• **Aim of the task**: Separate out the lines that hold "JSON".

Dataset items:
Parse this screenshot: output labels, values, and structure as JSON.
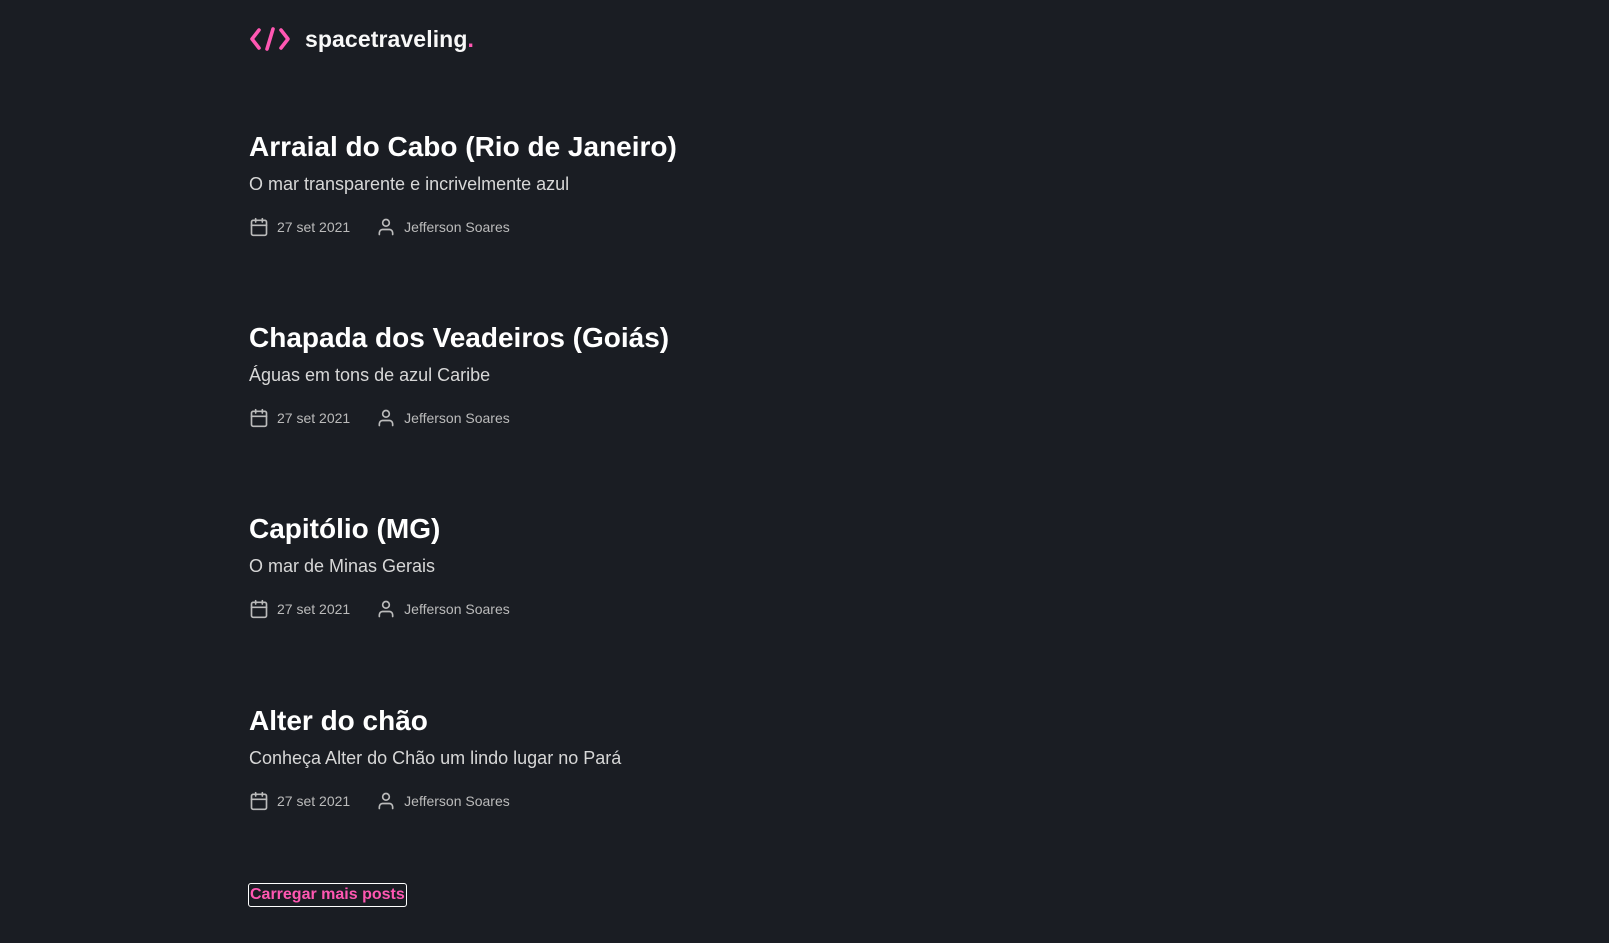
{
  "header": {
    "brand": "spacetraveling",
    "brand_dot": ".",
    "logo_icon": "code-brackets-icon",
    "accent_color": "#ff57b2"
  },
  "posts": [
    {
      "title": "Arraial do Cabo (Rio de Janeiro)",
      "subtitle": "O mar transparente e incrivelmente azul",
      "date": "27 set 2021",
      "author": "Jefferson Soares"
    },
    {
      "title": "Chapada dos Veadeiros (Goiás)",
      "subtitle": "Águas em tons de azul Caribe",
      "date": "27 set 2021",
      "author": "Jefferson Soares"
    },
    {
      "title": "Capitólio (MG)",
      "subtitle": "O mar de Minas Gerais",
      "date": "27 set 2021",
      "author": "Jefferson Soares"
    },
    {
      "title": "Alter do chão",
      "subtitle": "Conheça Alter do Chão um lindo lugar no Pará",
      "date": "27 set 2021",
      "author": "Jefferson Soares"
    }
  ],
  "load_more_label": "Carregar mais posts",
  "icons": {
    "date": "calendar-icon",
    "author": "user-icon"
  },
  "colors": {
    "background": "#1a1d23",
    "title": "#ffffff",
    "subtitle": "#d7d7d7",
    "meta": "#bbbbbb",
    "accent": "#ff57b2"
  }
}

...

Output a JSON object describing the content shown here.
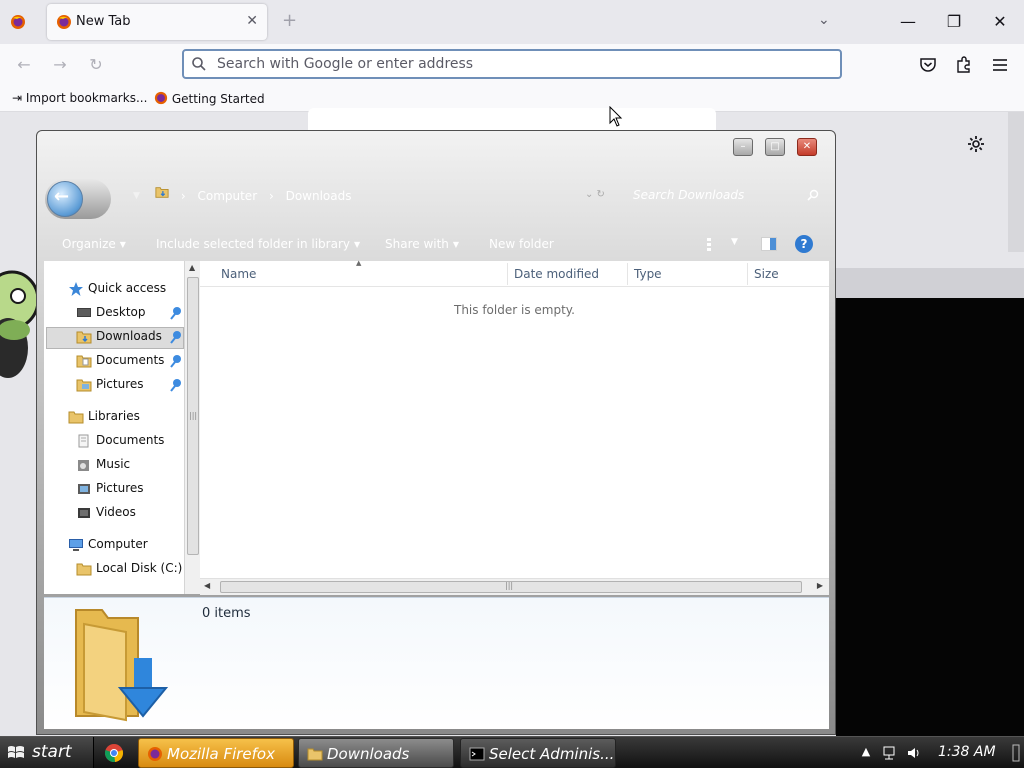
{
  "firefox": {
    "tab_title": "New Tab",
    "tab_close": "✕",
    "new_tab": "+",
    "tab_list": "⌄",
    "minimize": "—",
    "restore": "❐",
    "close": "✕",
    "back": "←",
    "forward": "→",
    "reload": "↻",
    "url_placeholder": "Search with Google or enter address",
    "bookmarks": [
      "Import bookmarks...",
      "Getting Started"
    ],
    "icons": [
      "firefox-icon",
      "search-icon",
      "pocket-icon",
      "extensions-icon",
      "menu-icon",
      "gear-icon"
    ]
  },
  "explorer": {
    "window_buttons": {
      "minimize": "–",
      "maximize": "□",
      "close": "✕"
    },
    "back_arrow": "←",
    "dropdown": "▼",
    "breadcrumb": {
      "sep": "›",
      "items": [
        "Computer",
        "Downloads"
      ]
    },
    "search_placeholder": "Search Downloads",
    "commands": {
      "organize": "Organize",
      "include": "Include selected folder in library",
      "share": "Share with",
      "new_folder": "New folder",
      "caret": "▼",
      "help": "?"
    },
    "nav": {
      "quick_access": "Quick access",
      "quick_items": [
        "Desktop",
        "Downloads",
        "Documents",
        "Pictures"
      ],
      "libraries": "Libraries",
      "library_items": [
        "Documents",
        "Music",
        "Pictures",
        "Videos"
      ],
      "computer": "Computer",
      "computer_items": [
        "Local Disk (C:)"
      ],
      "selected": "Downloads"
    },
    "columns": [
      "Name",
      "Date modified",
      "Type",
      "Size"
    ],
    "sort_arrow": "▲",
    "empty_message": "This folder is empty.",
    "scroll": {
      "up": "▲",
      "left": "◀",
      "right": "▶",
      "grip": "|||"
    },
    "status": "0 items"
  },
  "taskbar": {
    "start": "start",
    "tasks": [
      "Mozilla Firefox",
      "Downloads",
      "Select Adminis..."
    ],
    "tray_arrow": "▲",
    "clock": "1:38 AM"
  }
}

• **Output of the task**:
Parse this screenshot: output labels, values, and structure as JSON.
Output a JSON object describing the content shown here.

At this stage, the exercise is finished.